_WHAT YOU SHOULD DO_.
Find the lines that include the string "poeiras" and report how many there are. Give no other text.

** START **

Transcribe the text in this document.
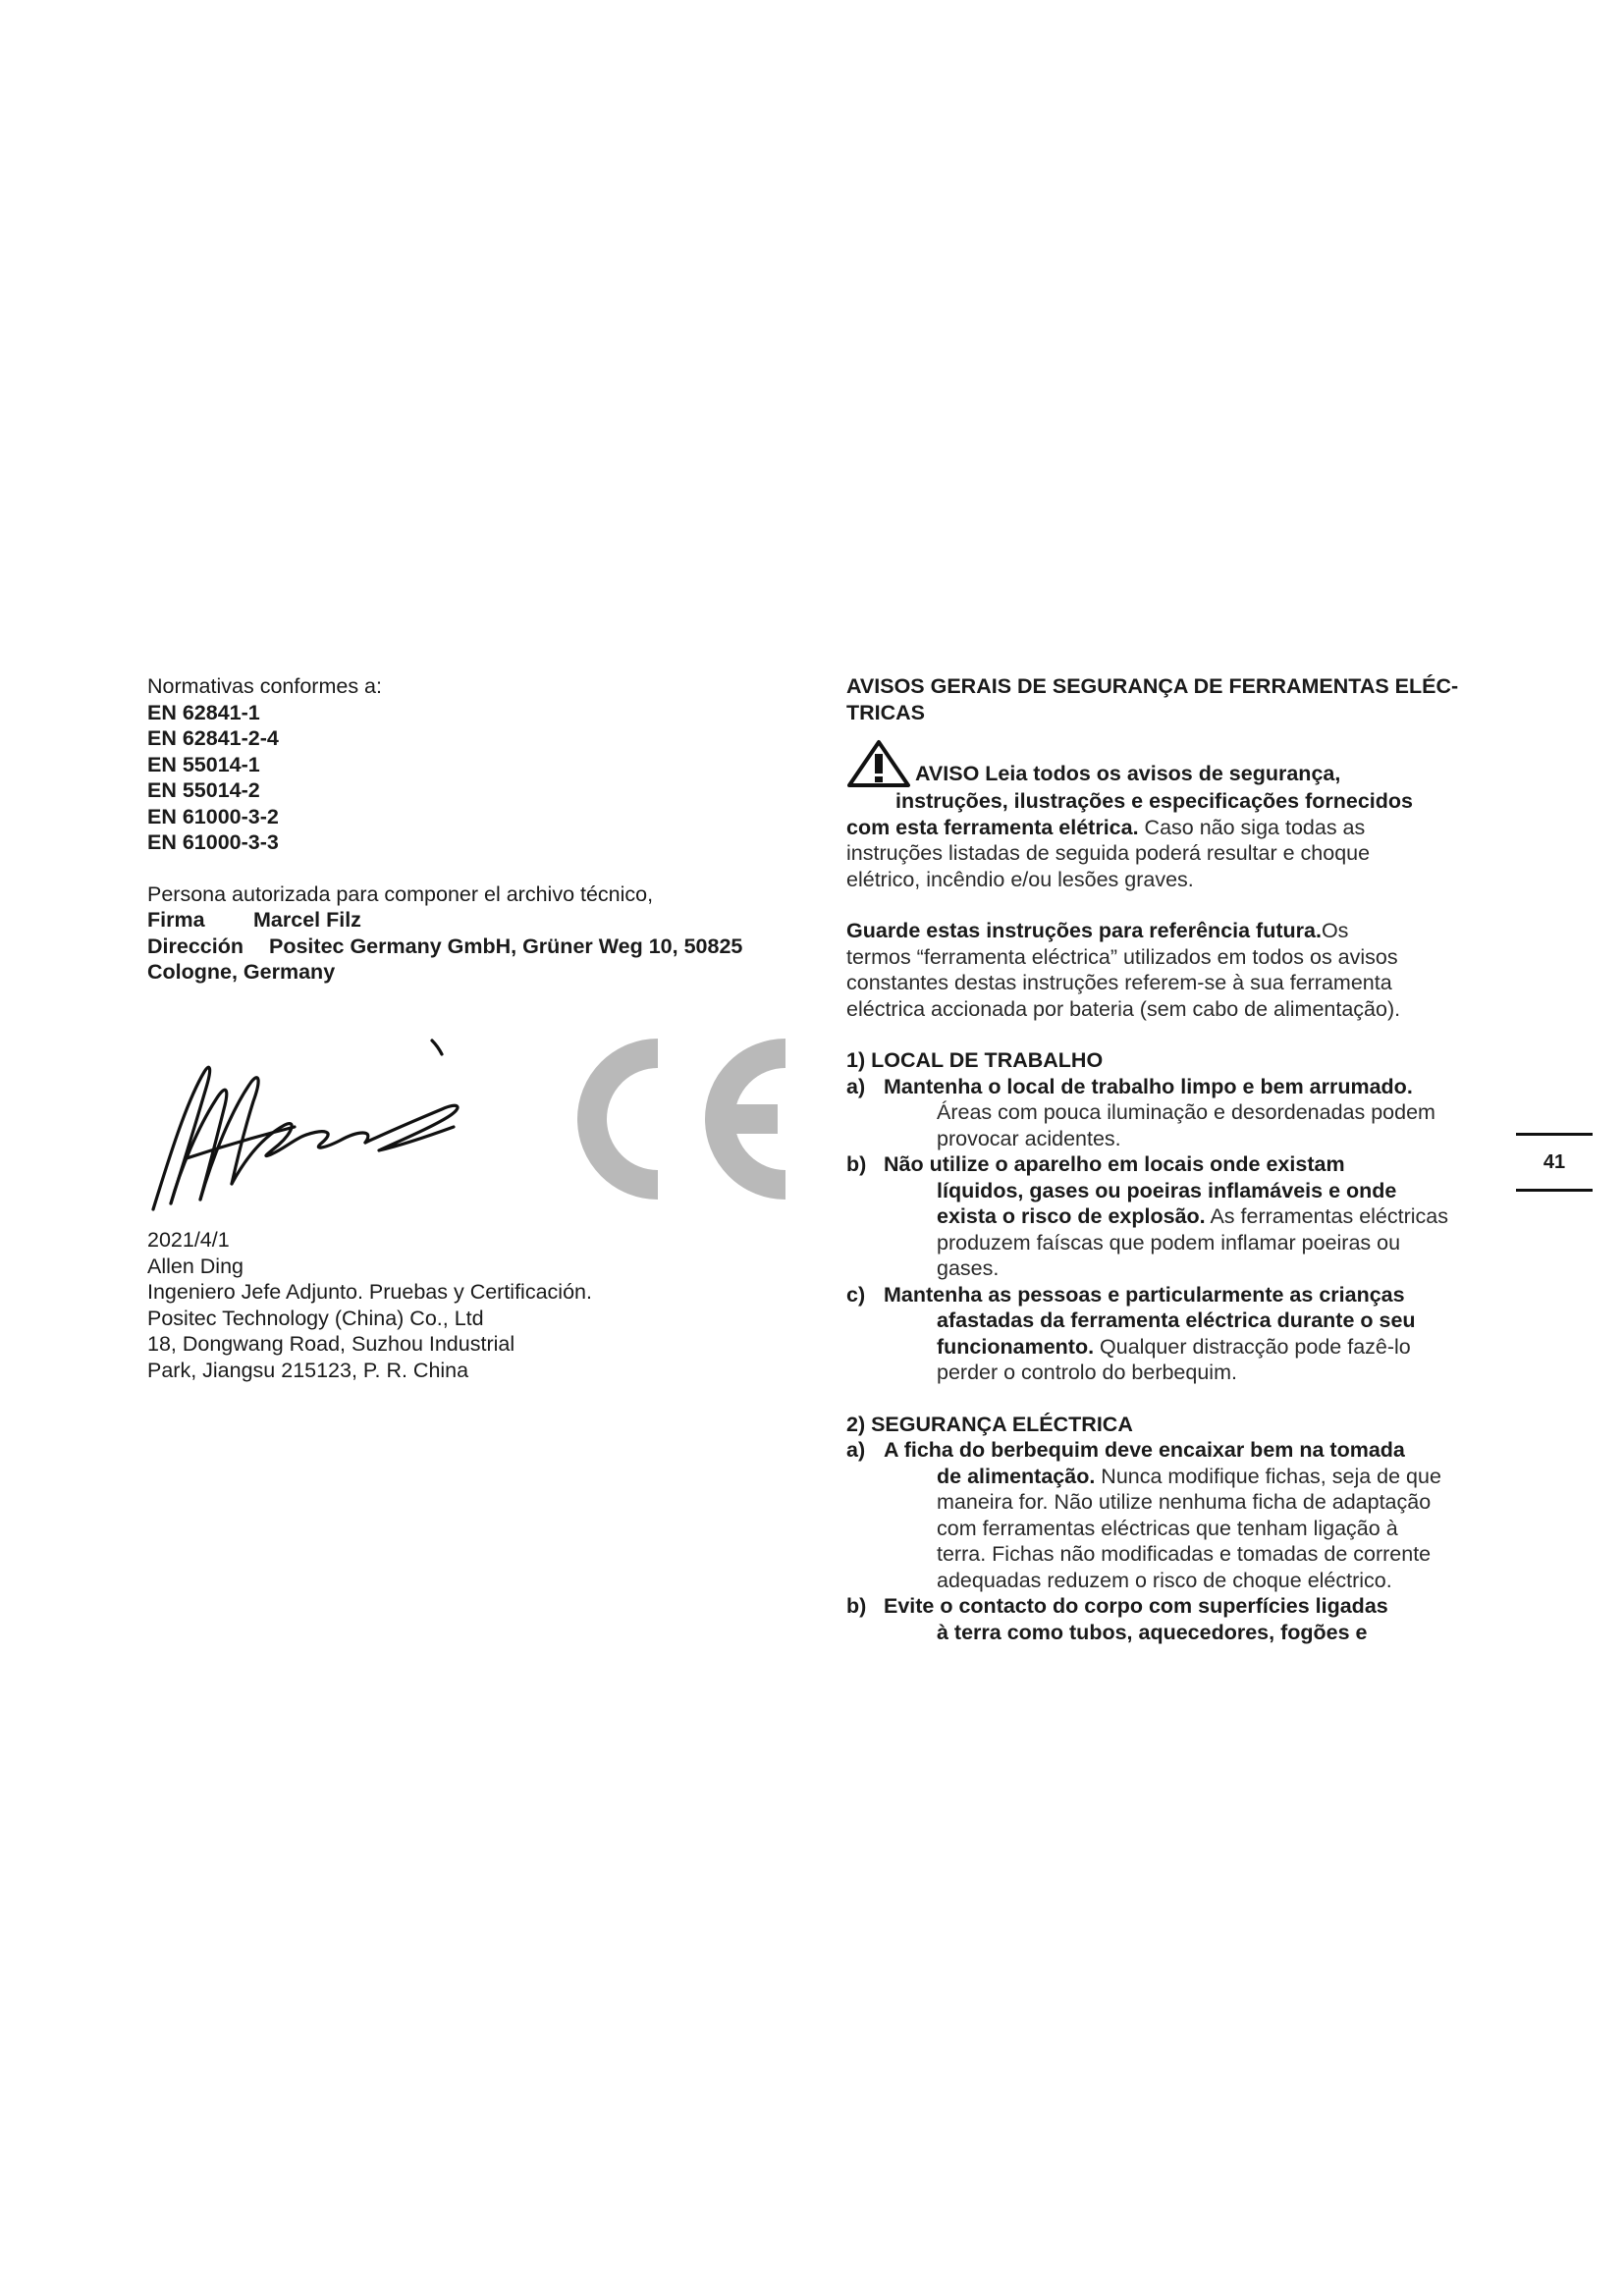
Normativas conformes a:
EN 62841-1
EN 62841-2-4
EN 55014-1
EN 55014-2
EN 61000-3-2
EN 61000-3-3
Persona autorizada para componer el archivo técnico,
Firma Marcel Filz
Dirección Positec Germany GmbH, Grüner Weg 10, 50825
Cologne, Germany
2021/4/1
Allen Ding
Ingeniero Jefe Adjunto. Pruebas y Certificación.
Positec Technology (China) Co., Ltd
18, Dongwang Road, Suzhou Industrial
Park, Jiangsu 215123, P. R. China
AVISOS GERAIS DE SEGURANÇA DE FERRAMENTAS ELÉC-
TRICAS
AVISO Leia todos os avisos de segurança,
instruções, ilustrações e especificações fornecidos
com esta ferramenta elétrica. Caso não siga todas as
instruções listadas de seguida poderá resultar e choque
elétrico, incêndio e/ou lesões graves.
Guarde estas instruções para referência futura.Os
termos “ferramenta eléctrica” utilizados em todos os avisos
constantes destas instruções referem-se à sua ferramenta
eléctrica accionada por bateria (sem cabo de alimentação).
1) LOCAL DE TRABALHO
a) Mantenha o local de trabalho limpo e bem arrumado.
Áreas com pouca iluminação e desordenadas podem
provocar acidentes.
b) Não utilize o aparelho em locais onde existam
líquidos, gases ou poeiras inflamáveis e onde
exista o risco de explosão. As ferramentas eléctricas
produzem faíscas que podem inflamar poeiras ou
gases.
c) Mantenha as pessoas e particularmente as crianças
afastadas da ferramenta eléctrica durante o seu
funcionamento. Qualquer distracção pode fazê-lo
perder o controlo do berbequim.
2) SEGURANÇA ELÉCTRICA
a) A ficha do berbequim deve encaixar bem na tomada
de alimentação. Nunca modifique fichas, seja de que
maneira for. Não utilize nenhuma ficha de adaptação
com ferramentas eléctricas que tenham ligação à
terra. Fichas não modificadas e tomadas de corrente
adequadas reduzem o risco de choque eléctrico.
b) Evite o contacto do corpo com superfícies ligadas
à terra como tubos, aquecedores, fogões e
41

** END **

_RESULT OF THE EXERCISE_.
2